Pick out every line holding the string "subscript" and copy it.

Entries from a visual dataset
********

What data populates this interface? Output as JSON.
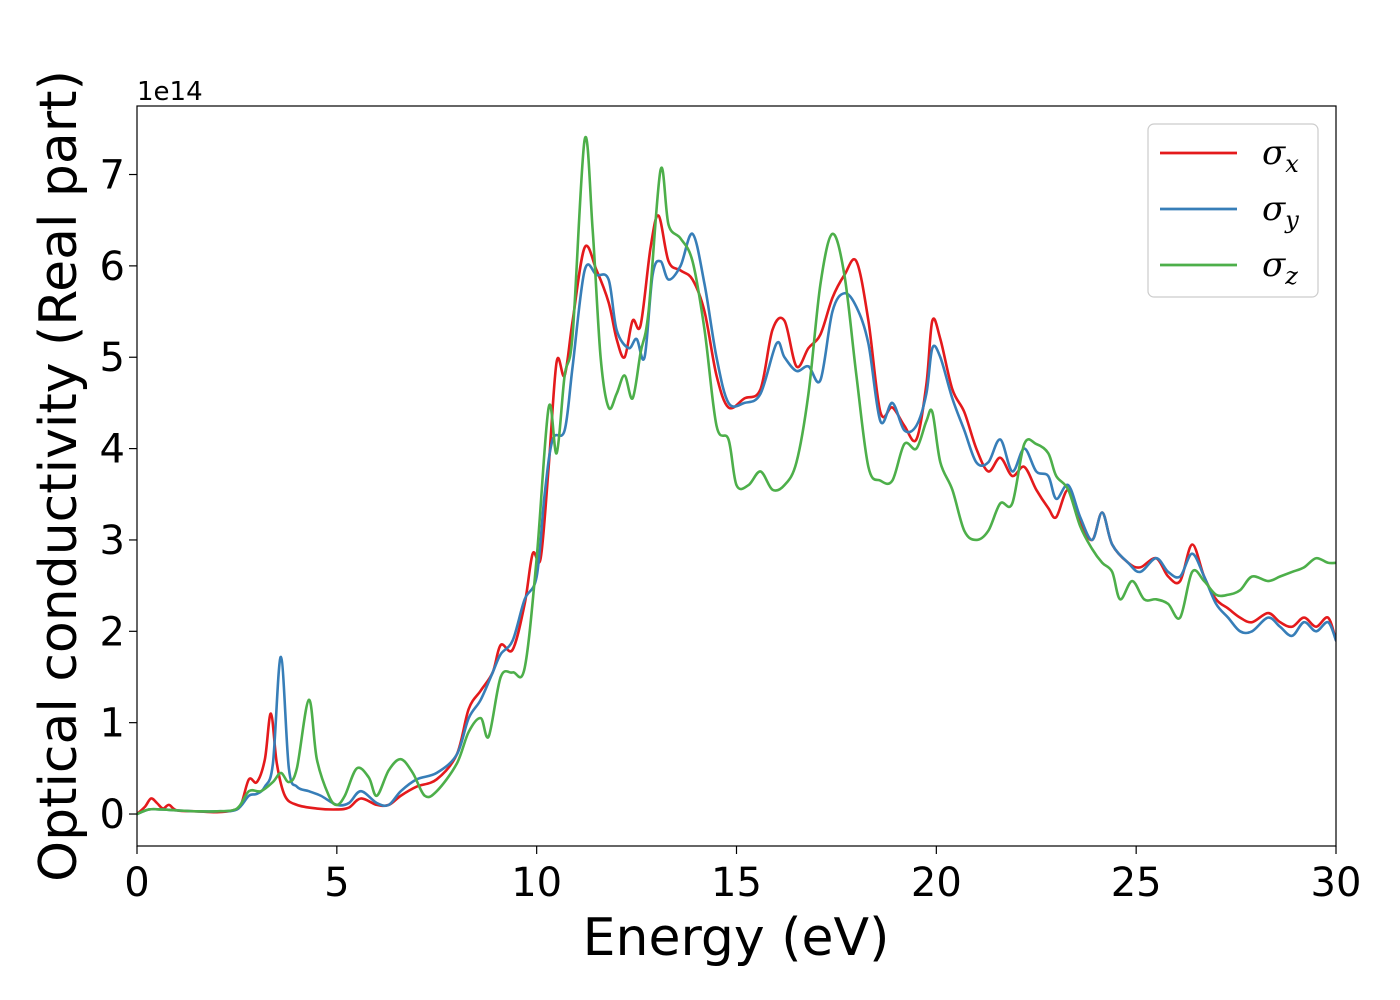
{
  "chart_data": {
    "type": "line",
    "xlabel": "Energy (eV)",
    "ylabel": "Optical conductivity (Real part)",
    "y_scale_label": "1e14",
    "y_multiplier": 100000000000000.0,
    "xlim": [
      0,
      30
    ],
    "ylim": [
      -0.35,
      7.75
    ],
    "xticks": [
      0,
      5,
      10,
      15,
      20,
      25,
      30
    ],
    "yticks": [
      0,
      1,
      2,
      3,
      4,
      5,
      6,
      7
    ],
    "grid": false,
    "legend_position": "top-right",
    "series": [
      {
        "name": "σx",
        "symbol": "σ",
        "subscript": "x",
        "color": "#e41a1c",
        "points": [
          [
            0,
            0
          ],
          [
            0.2,
            0.08
          ],
          [
            0.35,
            0.17
          ],
          [
            0.5,
            0.12
          ],
          [
            0.65,
            0.06
          ],
          [
            0.8,
            0.1
          ],
          [
            1.0,
            0.04
          ],
          [
            1.5,
            0.03
          ],
          [
            2.0,
            0.02
          ],
          [
            2.4,
            0.04
          ],
          [
            2.6,
            0.1
          ],
          [
            2.8,
            0.38
          ],
          [
            3.0,
            0.35
          ],
          [
            3.2,
            0.6
          ],
          [
            3.35,
            1.1
          ],
          [
            3.5,
            0.55
          ],
          [
            3.7,
            0.2
          ],
          [
            4.0,
            0.1
          ],
          [
            4.5,
            0.06
          ],
          [
            5.0,
            0.05
          ],
          [
            5.3,
            0.07
          ],
          [
            5.6,
            0.17
          ],
          [
            6.0,
            0.1
          ],
          [
            6.3,
            0.1
          ],
          [
            6.6,
            0.2
          ],
          [
            7.0,
            0.3
          ],
          [
            7.5,
            0.38
          ],
          [
            8.0,
            0.65
          ],
          [
            8.3,
            1.15
          ],
          [
            8.6,
            1.35
          ],
          [
            8.9,
            1.55
          ],
          [
            9.1,
            1.85
          ],
          [
            9.4,
            1.8
          ],
          [
            9.7,
            2.3
          ],
          [
            9.9,
            2.85
          ],
          [
            10.1,
            2.8
          ],
          [
            10.3,
            3.8
          ],
          [
            10.5,
            4.95
          ],
          [
            10.7,
            4.8
          ],
          [
            10.9,
            5.4
          ],
          [
            11.2,
            6.2
          ],
          [
            11.5,
            5.95
          ],
          [
            11.8,
            5.6
          ],
          [
            12.0,
            5.2
          ],
          [
            12.2,
            5.0
          ],
          [
            12.4,
            5.4
          ],
          [
            12.6,
            5.35
          ],
          [
            12.85,
            6.2
          ],
          [
            13.05,
            6.55
          ],
          [
            13.3,
            6.05
          ],
          [
            13.6,
            5.95
          ],
          [
            13.9,
            5.85
          ],
          [
            14.2,
            5.5
          ],
          [
            14.5,
            4.8
          ],
          [
            14.8,
            4.45
          ],
          [
            15.2,
            4.55
          ],
          [
            15.6,
            4.65
          ],
          [
            15.9,
            5.3
          ],
          [
            16.2,
            5.4
          ],
          [
            16.5,
            4.9
          ],
          [
            16.8,
            5.1
          ],
          [
            17.1,
            5.25
          ],
          [
            17.4,
            5.65
          ],
          [
            17.7,
            5.9
          ],
          [
            18.0,
            6.05
          ],
          [
            18.3,
            5.4
          ],
          [
            18.6,
            4.4
          ],
          [
            18.9,
            4.45
          ],
          [
            19.2,
            4.25
          ],
          [
            19.5,
            4.1
          ],
          [
            19.75,
            4.7
          ],
          [
            19.9,
            5.4
          ],
          [
            20.1,
            5.2
          ],
          [
            20.4,
            4.65
          ],
          [
            20.7,
            4.4
          ],
          [
            21.0,
            4.0
          ],
          [
            21.3,
            3.75
          ],
          [
            21.6,
            3.9
          ],
          [
            21.9,
            3.7
          ],
          [
            22.2,
            3.8
          ],
          [
            22.5,
            3.55
          ],
          [
            22.8,
            3.35
          ],
          [
            23.0,
            3.25
          ],
          [
            23.3,
            3.55
          ],
          [
            23.6,
            3.2
          ],
          [
            23.9,
            3.0
          ],
          [
            24.15,
            3.3
          ],
          [
            24.4,
            2.95
          ],
          [
            24.8,
            2.75
          ],
          [
            25.1,
            2.7
          ],
          [
            25.5,
            2.8
          ],
          [
            25.8,
            2.6
          ],
          [
            26.1,
            2.55
          ],
          [
            26.4,
            2.95
          ],
          [
            26.7,
            2.6
          ],
          [
            27.0,
            2.35
          ],
          [
            27.3,
            2.25
          ],
          [
            27.6,
            2.15
          ],
          [
            27.9,
            2.1
          ],
          [
            28.3,
            2.2
          ],
          [
            28.6,
            2.1
          ],
          [
            28.9,
            2.05
          ],
          [
            29.2,
            2.15
          ],
          [
            29.5,
            2.05
          ],
          [
            29.8,
            2.15
          ],
          [
            30.0,
            1.9
          ]
        ]
      },
      {
        "name": "σy",
        "symbol": "σ",
        "subscript": "y",
        "color": "#377eb8",
        "points": [
          [
            0,
            0
          ],
          [
            0.3,
            0.05
          ],
          [
            0.6,
            0.05
          ],
          [
            1.0,
            0.04
          ],
          [
            1.5,
            0.03
          ],
          [
            2.0,
            0.03
          ],
          [
            2.5,
            0.05
          ],
          [
            2.8,
            0.2
          ],
          [
            3.0,
            0.22
          ],
          [
            3.2,
            0.3
          ],
          [
            3.4,
            0.55
          ],
          [
            3.6,
            1.72
          ],
          [
            3.8,
            0.5
          ],
          [
            4.0,
            0.3
          ],
          [
            4.3,
            0.25
          ],
          [
            4.6,
            0.2
          ],
          [
            5.0,
            0.1
          ],
          [
            5.3,
            0.12
          ],
          [
            5.6,
            0.25
          ],
          [
            6.0,
            0.12
          ],
          [
            6.3,
            0.1
          ],
          [
            6.6,
            0.25
          ],
          [
            7.0,
            0.38
          ],
          [
            7.5,
            0.45
          ],
          [
            8.0,
            0.65
          ],
          [
            8.3,
            1.05
          ],
          [
            8.6,
            1.25
          ],
          [
            8.9,
            1.55
          ],
          [
            9.1,
            1.75
          ],
          [
            9.4,
            1.9
          ],
          [
            9.7,
            2.35
          ],
          [
            10.0,
            2.6
          ],
          [
            10.2,
            3.5
          ],
          [
            10.4,
            4.1
          ],
          [
            10.7,
            4.2
          ],
          [
            10.9,
            4.9
          ],
          [
            11.2,
            5.95
          ],
          [
            11.5,
            5.9
          ],
          [
            11.8,
            5.85
          ],
          [
            12.0,
            5.3
          ],
          [
            12.3,
            5.1
          ],
          [
            12.5,
            5.2
          ],
          [
            12.7,
            5.0
          ],
          [
            12.9,
            5.9
          ],
          [
            13.1,
            6.05
          ],
          [
            13.3,
            5.85
          ],
          [
            13.6,
            6.0
          ],
          [
            13.9,
            6.35
          ],
          [
            14.2,
            5.8
          ],
          [
            14.5,
            5.0
          ],
          [
            14.8,
            4.5
          ],
          [
            15.2,
            4.5
          ],
          [
            15.6,
            4.6
          ],
          [
            16.0,
            5.15
          ],
          [
            16.2,
            5.0
          ],
          [
            16.5,
            4.85
          ],
          [
            16.8,
            4.9
          ],
          [
            17.1,
            4.75
          ],
          [
            17.4,
            5.5
          ],
          [
            17.7,
            5.7
          ],
          [
            18.0,
            5.55
          ],
          [
            18.3,
            5.15
          ],
          [
            18.6,
            4.3
          ],
          [
            18.9,
            4.5
          ],
          [
            19.2,
            4.2
          ],
          [
            19.5,
            4.25
          ],
          [
            19.75,
            4.6
          ],
          [
            19.9,
            5.1
          ],
          [
            20.1,
            5.0
          ],
          [
            20.4,
            4.55
          ],
          [
            20.7,
            4.2
          ],
          [
            21.0,
            3.85
          ],
          [
            21.3,
            3.85
          ],
          [
            21.6,
            4.1
          ],
          [
            21.9,
            3.75
          ],
          [
            22.2,
            4.0
          ],
          [
            22.5,
            3.75
          ],
          [
            22.8,
            3.7
          ],
          [
            23.0,
            3.45
          ],
          [
            23.3,
            3.6
          ],
          [
            23.6,
            3.25
          ],
          [
            23.9,
            3.0
          ],
          [
            24.15,
            3.3
          ],
          [
            24.4,
            2.95
          ],
          [
            24.8,
            2.75
          ],
          [
            25.1,
            2.65
          ],
          [
            25.5,
            2.8
          ],
          [
            25.8,
            2.65
          ],
          [
            26.1,
            2.6
          ],
          [
            26.4,
            2.85
          ],
          [
            26.7,
            2.6
          ],
          [
            27.0,
            2.3
          ],
          [
            27.3,
            2.15
          ],
          [
            27.6,
            2.0
          ],
          [
            27.9,
            2.0
          ],
          [
            28.3,
            2.15
          ],
          [
            28.6,
            2.05
          ],
          [
            28.9,
            1.95
          ],
          [
            29.2,
            2.1
          ],
          [
            29.5,
            2.0
          ],
          [
            29.8,
            2.1
          ],
          [
            30.0,
            1.9
          ]
        ]
      },
      {
        "name": "σz",
        "symbol": "σ",
        "subscript": "z",
        "color": "#4daf4a",
        "points": [
          [
            0,
            0
          ],
          [
            0.3,
            0.05
          ],
          [
            0.6,
            0.05
          ],
          [
            1.0,
            0.04
          ],
          [
            1.5,
            0.03
          ],
          [
            2.0,
            0.03
          ],
          [
            2.5,
            0.06
          ],
          [
            2.8,
            0.25
          ],
          [
            3.1,
            0.25
          ],
          [
            3.4,
            0.35
          ],
          [
            3.6,
            0.45
          ],
          [
            3.8,
            0.35
          ],
          [
            4.0,
            0.5
          ],
          [
            4.3,
            1.25
          ],
          [
            4.5,
            0.6
          ],
          [
            4.8,
            0.2
          ],
          [
            5.0,
            0.1
          ],
          [
            5.2,
            0.2
          ],
          [
            5.5,
            0.5
          ],
          [
            5.8,
            0.4
          ],
          [
            6.0,
            0.2
          ],
          [
            6.3,
            0.48
          ],
          [
            6.6,
            0.6
          ],
          [
            6.9,
            0.45
          ],
          [
            7.2,
            0.2
          ],
          [
            7.5,
            0.25
          ],
          [
            8.0,
            0.55
          ],
          [
            8.3,
            0.9
          ],
          [
            8.6,
            1.05
          ],
          [
            8.8,
            0.85
          ],
          [
            9.1,
            1.5
          ],
          [
            9.4,
            1.55
          ],
          [
            9.7,
            1.6
          ],
          [
            10.0,
            2.8
          ],
          [
            10.3,
            4.45
          ],
          [
            10.5,
            3.95
          ],
          [
            10.7,
            4.8
          ],
          [
            10.9,
            5.25
          ],
          [
            11.2,
            7.38
          ],
          [
            11.4,
            6.4
          ],
          [
            11.6,
            5.0
          ],
          [
            11.8,
            4.45
          ],
          [
            12.0,
            4.6
          ],
          [
            12.2,
            4.8
          ],
          [
            12.4,
            4.55
          ],
          [
            12.6,
            5.05
          ],
          [
            12.8,
            5.5
          ],
          [
            13.1,
            7.05
          ],
          [
            13.3,
            6.45
          ],
          [
            13.6,
            6.3
          ],
          [
            13.9,
            6.05
          ],
          [
            14.2,
            5.3
          ],
          [
            14.5,
            4.25
          ],
          [
            14.8,
            4.1
          ],
          [
            15.0,
            3.6
          ],
          [
            15.3,
            3.6
          ],
          [
            15.6,
            3.75
          ],
          [
            15.9,
            3.55
          ],
          [
            16.2,
            3.6
          ],
          [
            16.5,
            3.85
          ],
          [
            16.8,
            4.6
          ],
          [
            17.1,
            5.8
          ],
          [
            17.4,
            6.35
          ],
          [
            17.7,
            5.9
          ],
          [
            18.0,
            4.8
          ],
          [
            18.3,
            3.8
          ],
          [
            18.6,
            3.65
          ],
          [
            18.9,
            3.65
          ],
          [
            19.2,
            4.05
          ],
          [
            19.5,
            4.0
          ],
          [
            19.75,
            4.3
          ],
          [
            19.9,
            4.4
          ],
          [
            20.1,
            3.85
          ],
          [
            20.4,
            3.55
          ],
          [
            20.7,
            3.1
          ],
          [
            21.0,
            3.0
          ],
          [
            21.3,
            3.1
          ],
          [
            21.6,
            3.4
          ],
          [
            21.9,
            3.4
          ],
          [
            22.2,
            4.05
          ],
          [
            22.5,
            4.05
          ],
          [
            22.8,
            3.95
          ],
          [
            23.0,
            3.7
          ],
          [
            23.3,
            3.55
          ],
          [
            23.6,
            3.15
          ],
          [
            23.9,
            2.9
          ],
          [
            24.15,
            2.75
          ],
          [
            24.4,
            2.65
          ],
          [
            24.6,
            2.35
          ],
          [
            24.9,
            2.55
          ],
          [
            25.2,
            2.35
          ],
          [
            25.5,
            2.35
          ],
          [
            25.8,
            2.3
          ],
          [
            26.1,
            2.15
          ],
          [
            26.4,
            2.65
          ],
          [
            26.7,
            2.55
          ],
          [
            27.0,
            2.4
          ],
          [
            27.3,
            2.4
          ],
          [
            27.6,
            2.45
          ],
          [
            27.9,
            2.6
          ],
          [
            28.3,
            2.55
          ],
          [
            28.6,
            2.6
          ],
          [
            28.9,
            2.65
          ],
          [
            29.2,
            2.7
          ],
          [
            29.5,
            2.8
          ],
          [
            29.8,
            2.75
          ],
          [
            30.0,
            2.75
          ]
        ]
      }
    ]
  }
}
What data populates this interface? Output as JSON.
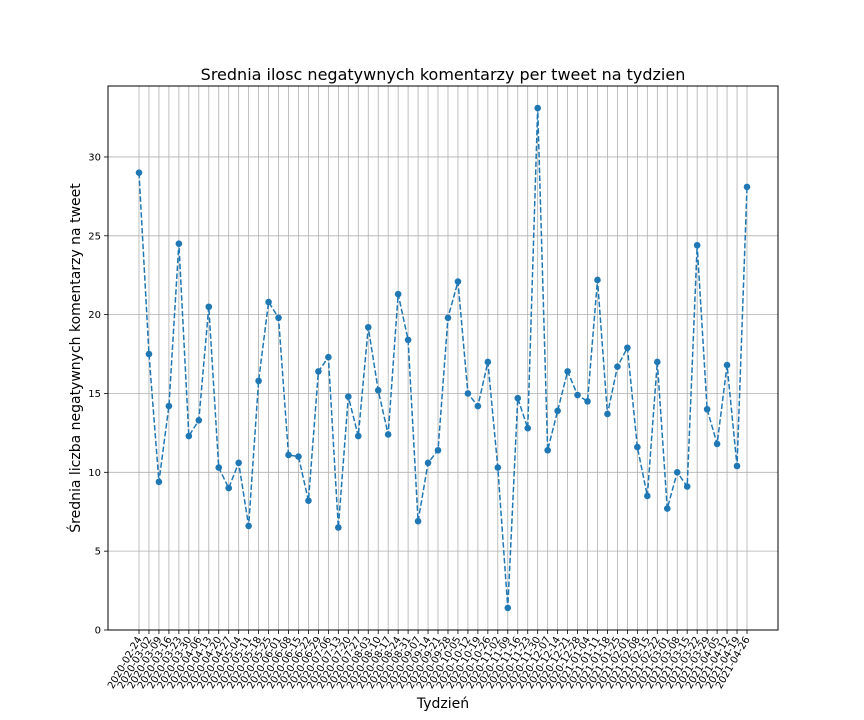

********

### Exercise solution
        "subscript": "x",
        "subscript": "y",
        "subscript": "z",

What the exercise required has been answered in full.